_DESCRIPTION OF THE TASK_.
Copy each line of the material below that includes the string "SysML".

[Some records]
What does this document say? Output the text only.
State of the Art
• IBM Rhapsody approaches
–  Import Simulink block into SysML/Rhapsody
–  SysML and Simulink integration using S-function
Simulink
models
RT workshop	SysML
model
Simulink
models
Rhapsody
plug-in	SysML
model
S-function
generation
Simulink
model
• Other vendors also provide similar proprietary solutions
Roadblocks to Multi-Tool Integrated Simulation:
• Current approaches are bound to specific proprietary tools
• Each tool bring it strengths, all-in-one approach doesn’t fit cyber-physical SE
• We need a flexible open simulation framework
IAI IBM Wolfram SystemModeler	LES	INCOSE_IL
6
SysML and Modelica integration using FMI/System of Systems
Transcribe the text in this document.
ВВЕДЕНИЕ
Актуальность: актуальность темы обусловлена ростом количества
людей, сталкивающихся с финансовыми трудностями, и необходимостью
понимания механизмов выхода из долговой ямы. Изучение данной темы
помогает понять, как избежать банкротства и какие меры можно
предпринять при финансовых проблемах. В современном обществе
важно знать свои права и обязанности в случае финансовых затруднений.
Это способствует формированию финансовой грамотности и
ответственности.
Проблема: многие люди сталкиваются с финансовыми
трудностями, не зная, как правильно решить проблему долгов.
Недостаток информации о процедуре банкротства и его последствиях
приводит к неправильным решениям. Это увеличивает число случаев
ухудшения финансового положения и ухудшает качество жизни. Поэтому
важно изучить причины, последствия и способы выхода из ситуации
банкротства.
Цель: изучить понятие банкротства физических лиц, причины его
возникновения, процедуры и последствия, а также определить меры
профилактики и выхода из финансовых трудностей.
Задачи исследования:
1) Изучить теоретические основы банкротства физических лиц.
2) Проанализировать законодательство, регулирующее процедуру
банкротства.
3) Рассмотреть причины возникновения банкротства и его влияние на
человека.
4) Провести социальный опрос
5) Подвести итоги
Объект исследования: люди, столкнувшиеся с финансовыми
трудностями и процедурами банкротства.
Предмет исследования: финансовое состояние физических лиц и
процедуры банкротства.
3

_TASK OUTPUT_.
–  Import Simulink block into SysML/Rhapsody
–  SysML and Simulink integration using S-function
RT workshop	SysML
plug-in	SysML
SysML and Modelica integration using FMI/System of Systems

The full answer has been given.